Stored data
* * * * *

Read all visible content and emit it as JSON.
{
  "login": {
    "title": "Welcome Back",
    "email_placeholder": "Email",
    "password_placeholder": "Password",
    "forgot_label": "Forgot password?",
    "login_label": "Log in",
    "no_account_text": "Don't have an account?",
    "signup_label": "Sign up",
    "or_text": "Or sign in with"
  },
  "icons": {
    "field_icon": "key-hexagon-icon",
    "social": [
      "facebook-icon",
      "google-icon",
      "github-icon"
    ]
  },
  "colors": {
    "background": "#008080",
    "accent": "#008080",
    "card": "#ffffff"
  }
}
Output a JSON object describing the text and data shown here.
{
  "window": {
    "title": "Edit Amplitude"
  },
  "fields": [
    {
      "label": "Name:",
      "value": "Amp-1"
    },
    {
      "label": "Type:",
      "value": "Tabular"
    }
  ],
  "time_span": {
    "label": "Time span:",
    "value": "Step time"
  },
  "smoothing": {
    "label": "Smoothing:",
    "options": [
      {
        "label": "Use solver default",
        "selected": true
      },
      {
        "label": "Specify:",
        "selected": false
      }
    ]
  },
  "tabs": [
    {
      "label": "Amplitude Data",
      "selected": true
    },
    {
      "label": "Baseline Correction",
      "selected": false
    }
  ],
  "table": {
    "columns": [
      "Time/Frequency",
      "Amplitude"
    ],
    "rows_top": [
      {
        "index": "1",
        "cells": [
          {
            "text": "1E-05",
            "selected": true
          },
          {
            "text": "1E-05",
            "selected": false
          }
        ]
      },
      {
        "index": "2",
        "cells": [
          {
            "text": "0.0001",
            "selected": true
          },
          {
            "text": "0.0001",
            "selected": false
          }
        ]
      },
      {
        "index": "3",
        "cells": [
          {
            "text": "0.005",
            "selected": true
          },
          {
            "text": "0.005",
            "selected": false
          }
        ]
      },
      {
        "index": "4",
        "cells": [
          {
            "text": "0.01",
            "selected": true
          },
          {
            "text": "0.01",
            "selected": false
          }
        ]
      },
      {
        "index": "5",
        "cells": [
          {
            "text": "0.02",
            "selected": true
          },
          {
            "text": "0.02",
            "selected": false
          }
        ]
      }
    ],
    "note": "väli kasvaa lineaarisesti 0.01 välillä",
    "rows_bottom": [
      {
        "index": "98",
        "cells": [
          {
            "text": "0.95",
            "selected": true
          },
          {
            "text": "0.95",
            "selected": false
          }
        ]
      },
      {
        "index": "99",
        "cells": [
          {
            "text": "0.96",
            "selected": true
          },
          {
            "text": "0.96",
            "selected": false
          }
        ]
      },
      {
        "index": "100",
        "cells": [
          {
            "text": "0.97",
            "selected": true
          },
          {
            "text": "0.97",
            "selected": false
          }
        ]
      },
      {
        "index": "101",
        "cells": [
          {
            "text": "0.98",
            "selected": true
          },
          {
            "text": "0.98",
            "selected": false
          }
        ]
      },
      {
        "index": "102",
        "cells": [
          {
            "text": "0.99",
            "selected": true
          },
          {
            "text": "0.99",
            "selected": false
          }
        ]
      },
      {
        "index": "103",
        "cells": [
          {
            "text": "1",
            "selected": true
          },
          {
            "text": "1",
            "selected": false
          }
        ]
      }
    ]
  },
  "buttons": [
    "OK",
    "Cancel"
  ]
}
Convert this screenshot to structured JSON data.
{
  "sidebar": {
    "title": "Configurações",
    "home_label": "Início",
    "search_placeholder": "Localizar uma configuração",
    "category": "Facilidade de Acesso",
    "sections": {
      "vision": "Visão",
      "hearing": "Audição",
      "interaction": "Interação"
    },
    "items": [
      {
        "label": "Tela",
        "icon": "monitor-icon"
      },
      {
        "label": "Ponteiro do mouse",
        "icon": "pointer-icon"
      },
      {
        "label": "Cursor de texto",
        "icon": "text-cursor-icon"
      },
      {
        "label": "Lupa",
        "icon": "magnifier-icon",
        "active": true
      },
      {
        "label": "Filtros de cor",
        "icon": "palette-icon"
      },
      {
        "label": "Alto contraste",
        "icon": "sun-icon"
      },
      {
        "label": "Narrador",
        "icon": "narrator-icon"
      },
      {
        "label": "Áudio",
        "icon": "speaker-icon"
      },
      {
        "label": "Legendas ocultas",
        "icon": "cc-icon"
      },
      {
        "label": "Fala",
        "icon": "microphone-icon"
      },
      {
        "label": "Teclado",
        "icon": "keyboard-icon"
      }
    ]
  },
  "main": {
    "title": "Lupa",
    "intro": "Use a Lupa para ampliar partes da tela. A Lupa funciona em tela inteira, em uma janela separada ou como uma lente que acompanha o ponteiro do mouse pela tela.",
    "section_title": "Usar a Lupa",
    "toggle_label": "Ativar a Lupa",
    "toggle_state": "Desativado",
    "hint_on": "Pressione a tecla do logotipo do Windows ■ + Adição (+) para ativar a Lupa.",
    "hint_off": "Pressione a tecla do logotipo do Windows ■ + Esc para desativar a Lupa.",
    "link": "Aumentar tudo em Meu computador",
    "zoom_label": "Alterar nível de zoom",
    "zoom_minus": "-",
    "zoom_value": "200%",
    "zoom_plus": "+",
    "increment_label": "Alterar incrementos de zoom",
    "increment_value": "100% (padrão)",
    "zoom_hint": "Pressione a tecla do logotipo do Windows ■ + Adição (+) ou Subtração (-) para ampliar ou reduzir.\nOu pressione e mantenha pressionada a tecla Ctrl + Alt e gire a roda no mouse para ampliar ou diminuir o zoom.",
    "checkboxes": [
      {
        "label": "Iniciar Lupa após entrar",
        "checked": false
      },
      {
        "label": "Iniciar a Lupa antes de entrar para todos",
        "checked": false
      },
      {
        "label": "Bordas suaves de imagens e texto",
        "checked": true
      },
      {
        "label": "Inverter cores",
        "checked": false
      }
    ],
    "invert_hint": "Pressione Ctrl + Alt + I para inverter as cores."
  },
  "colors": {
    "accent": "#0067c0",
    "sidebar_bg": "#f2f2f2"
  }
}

* * * * *

Output all records verbatim.

Read all visible content and emit it as JSON.
{
  "login": {
    "title": "Welcome Back",
    "email_placeholder": "Email",
    "password_placeholder": "Password",
    "forgot_label": "Forgot password?",
    "login_label": "Log in",
    "no_account_text": "Don't have an account?",
    "signup_label": "Sign up",
    "or_text": "Or sign in with"
  },
  "icons": {
    "field_icon": "key-hexagon-icon",
    "social": [
      "facebook-icon",
      "google-icon",
      "github-icon"
    ]
  },
  "colors": {
    "background": "#008080",
    "accent": "#008080",
    "card": "#ffffff"
  }
}
Output a JSON object describing the text and data shown here.
{
  "window": {
    "title": "Edit Amplitude"
  },
  "fields": [
    {
      "label": "Name:",
      "value": "Amp-1"
    },
    {
      "label": "Type:",
      "value": "Tabular"
    }
  ],
  "time_span": {
    "label": "Time span:",
    "value": "Step time"
  },
  "smoothing": {
    "label": "Smoothing:",
    "options": [
      {
        "label": "Use solver default",
        "selected": true
      },
      {
        "label": "Specify:",
        "selected": false
      }
    ]
  },
  "tabs": [
    {
      "label": "Amplitude Data",
      "selected": true
    },
    {
      "label": "Baseline Correction",
      "selected": false
    }
  ],
  "table": {
    "columns": [
      "Time/Frequency",
      "Amplitude"
    ],
    "rows_top": [
      {
        "index": "1",
        "cells": [
          {
            "text": "1E-05",
            "selected": true
          },
          {
            "text": "1E-05",
            "selected": false
          }
        ]
      },
      {
        "index": "2",
        "cells": [
          {
            "text": "0.0001",
            "selected": true
          },
          {
            "text": "0.0001",
            "selected": false
          }
        ]
      },
      {
        "index": "3",
        "cells": [
          {
            "text": "0.005",
            "selected": true
          },
          {
            "text": "0.005",
            "selected": false
          }
        ]
      },
      {
        "index": "4",
        "cells": [
          {
            "text": "0.01",
            "selected": true
          },
          {
            "text": "0.01",
            "selected": false
          }
        ]
      },
      {
        "index": "5",
        "cells": [
          {
            "text": "0.02",
            "selected": true
          },
          {
            "text": "0.02",
            "selected": false
          }
        ]
      }
    ],
    "note": "väli kasvaa lineaarisesti 0.01 välillä",
    "rows_bottom": [
      {
        "index": "98",
        "cells": [
          {
            "text": "0.95",
            "selected": true
          },
          {
            "text": "0.95",
            "selected": false
          }
        ]
      },
      {
        "index": "99",
        "cells": [
          {
            "text": "0.96",
            "selected": true
          },
          {
            "text": "0.96",
            "selected": false
          }
        ]
      },
      {
        "index": "100",
        "cells": [
          {
            "text": "0.97",
            "selected": true
          },
          {
            "text": "0.97",
            "selected": false
          }
        ]
      },
      {
        "index": "101",
        "cells": [
          {
            "text": "0.98",
            "selected": true
          },
          {
            "text": "0.98",
            "selected": false
          }
        ]
      },
      {
        "index": "102",
        "cells": [
          {
            "text": "0.99",
            "selected": true
          },
          {
            "text": "0.99",
            "selected": false
          }
        ]
      },
      {
        "index": "103",
        "cells": [
          {
            "text": "1",
            "selected": true
          },
          {
            "text": "1",
            "selected": false
          }
        ]
      }
    ]
  },
  "buttons": [
    "OK",
    "Cancel"
  ]
}
Convert this screenshot to structured JSON data.
{
  "sidebar": {
    "title": "Configurações",
    "home_label": "Início",
    "search_placeholder": "Localizar uma configuração",
    "category": "Facilidade de Acesso",
    "sections": {
      "vision": "Visão",
      "hearing": "Audição",
      "interaction": "Interação"
    },
    "items": [
      {
        "label": "Tela",
        "icon": "monitor-icon"
      },
      {
        "label": "Ponteiro do mouse",
        "icon": "pointer-icon"
      },
      {
        "label": "Cursor de texto",
        "icon": "text-cursor-icon"
      },
      {
        "label": "Lupa",
        "icon": "magnifier-icon",
        "active": true
      },
      {
        "label": "Filtros de cor",
        "icon": "palette-icon"
      },
      {
        "label": "Alto contraste",
        "icon": "sun-icon"
      },
      {
        "label": "Narrador",
        "icon": "narrator-icon"
      },
      {
        "label": "Áudio",
        "icon": "speaker-icon"
      },
      {
        "label": "Legendas ocultas",
        "icon": "cc-icon"
      },
      {
        "label": "Fala",
        "icon": "microphone-icon"
      },
      {
        "label": "Teclado",
        "icon": "keyboard-icon"
      }
    ]
  },
  "main": {
    "title": "Lupa",
    "intro": "Use a Lupa para ampliar partes da tela. A Lupa funciona em tela inteira, em uma janela separada ou como uma lente que acompanha o ponteiro do mouse pela tela.",
    "section_title": "Usar a Lupa",
    "toggle_label": "Ativar a Lupa",
    "toggle_state": "Desativado",
    "hint_on": "Pressione a tecla do logotipo do Windows ■ + Adição (+) para ativar a Lupa.",
    "hint_off": "Pressione a tecla do logotipo do Windows ■ + Esc para desativar a Lupa.",
    "link": "Aumentar tudo em Meu computador",
    "zoom_label": "Alterar nível de zoom",
    "zoom_minus": "-",
    "zoom_value": "200%",
    "zoom_plus": "+",
    "increment_label": "Alterar incrementos de zoom",
    "increment_value": "100% (padrão)",
    "zoom_hint": "Pressione a tecla do logotipo do Windows ■ + Adição (+) ou Subtração (-) para ampliar ou reduzir.\nOu pressione e mantenha pressionada a tecla Ctrl + Alt e gire a roda no mouse para ampliar ou diminuir o zoom.",
    "checkboxes": [
      {
        "label": "Iniciar Lupa após entrar",
        "checked": false
      },
      {
        "label": "Iniciar a Lupa antes de entrar para todos",
        "checked": false
      },
      {
        "label": "Bordas suaves de imagens e texto",
        "checked": true
      },
      {
        "label": "Inverter cores",
        "checked": false
      }
    ],
    "invert_hint": "Pressione Ctrl + Alt + I para inverter as cores."
  },
  "colors": {
    "accent": "#0067c0",
    "sidebar_bg": "#f2f2f2"
  }
}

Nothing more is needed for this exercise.